Handler objects added at a position will still be appended within that position group.

Result Inspection

After a signal has been sent, we can review the results returned by every handler for that signal.

<?php
// send a signal
$this->signal->send($this, 'example_signal');

// get the result collection
$results =  $this->signal->getResults();

// go through each result ...
foreach ($results as $result) {

    // ... and echo the value returned by the Handler callback
    echo $result->value;
}

The getResults() method returns a ResultCollection of Result objects, each of which has these properties:

  • $origin: The object that sent the signal.

  • $sender: The sender expected by the Handler.

  • $signal: The signal that was sent by the origin.

  • $value: The value returned by the Handler callback.

If you need only the last result, you can call getLast() on the ResultCollection object.

<?php
// send a signal and retain the results from each Handler
$results = $this->signal->send($this, 'example_signal');

// get the last result
$result = $results->getLast();

// and echo the value returned by the last Handler callback
echo $result->value;

Stopping Signal Processing

Sometimes it will be necessary to stop processing signal handlers. If a handler callback returns the Aura\Signal\Manager::STOP constant, then no more handlers for that signal will be processed.

First we define the handlers; note that the second one returns the STOP constant:

<?php
// add signal handlers
$signal->handler(
    'Vendor\Package\Example',
    'mock_signal',
    function() { return 'first'; }
);

$signal->handler(
    'Vendor\Package\Example',
    'mock_signal',
    function() { return \Aura\Signal\Manager::STOP; }
);

$signal->handler(
    'Vendor\Package\Example',
    'mock_signal',
    function() { return 'third'; }
);

Then, from inside an object, we send a signal:

<?php
$results = $this->signal->send($this, 'mock_signal');
// Or you can get via 
// $results = $this->signal->getResults();

Normally, $results would have three entries. In this case it has only two, because the second handler returned \aura\signal\Manager::STOP. As such, the third handler was never executed. You can call ResultCollection::isStopped() to see if the Manager stopped processing handlers in this way.

<?php
if ($results->isStopped()) {
    $result = $results->getLast();
    echo "Processing for signal 'mock_signal' stopped "
       . "by handler for " . $result->sender;
}

Setting Handlers at Construction

It is possible to set the Handler definitions for a Manager at construction time. This allows us to use one or more config files to define the Handler stack for a Manager.

Given this file at /path/to/signal_handlers.php ...

<?php
return [
    // first handler, with a closure
    [
        'Vendor\Package\Example',
        'mock_signal',
        function() { return 'foo'; },
    ],
    // second handler, with a static callback
    [
        'Vendor\Package\Example',
        'mock_signal',
        ['Vendor\Package\SomeClass', 'someMethod'],
    ],
    // third handler, with a closure and position
    [
        'Vendor\Package\Example',
        'mock_signal',
        function() { return 'baz'; },
        1000,
    ],
];

... we can configure a Manager like so:

<?php
namespace Aura\Signal;
$handlers = require '/path/to/signal_handlers.php';
$signal = new Manager(
    new HandlerFactory,
    new ResultFactory,
    new ResultCollection,
    $handlers
);

That is the equivalent of calling $signal->handler() three times to add each handler.

Thanks

Thanks to Richard "Cyberlot" Thomas for the original suggestion, Galactic Void for bringing it back up, and Matthew Weier O'Phinney.

(LISTED RECORDS):

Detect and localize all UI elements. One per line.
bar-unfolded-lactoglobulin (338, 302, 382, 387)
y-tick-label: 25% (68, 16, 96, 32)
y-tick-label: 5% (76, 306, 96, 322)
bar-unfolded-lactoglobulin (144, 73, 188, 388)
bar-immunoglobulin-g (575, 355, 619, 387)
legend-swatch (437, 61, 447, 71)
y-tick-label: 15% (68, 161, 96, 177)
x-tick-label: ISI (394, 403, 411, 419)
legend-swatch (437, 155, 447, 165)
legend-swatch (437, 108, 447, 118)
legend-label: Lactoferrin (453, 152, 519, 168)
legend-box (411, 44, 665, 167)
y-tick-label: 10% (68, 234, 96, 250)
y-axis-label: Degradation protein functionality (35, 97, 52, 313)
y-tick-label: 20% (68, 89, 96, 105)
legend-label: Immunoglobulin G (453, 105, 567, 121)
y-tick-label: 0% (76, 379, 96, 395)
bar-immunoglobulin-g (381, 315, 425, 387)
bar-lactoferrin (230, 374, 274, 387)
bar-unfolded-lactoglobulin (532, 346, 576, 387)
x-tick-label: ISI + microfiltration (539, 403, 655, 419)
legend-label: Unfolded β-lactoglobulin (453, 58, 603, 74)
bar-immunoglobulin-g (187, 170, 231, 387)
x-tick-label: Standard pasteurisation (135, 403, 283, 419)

(DESCRIPTION OF THE TASK): In the signal-handling excerpt, why does $results hold only two entries after 'mock_signal' is sent, rather than the usual three? Answer in one to three sentences.

(ANSWER BOX): The second handler returns the \Aura\Signal\Manager::STOP constant, and once a handler callback returns that constant, no more handlers for the signal are processed. The third handler is therefore never executed, so only the first two produce results.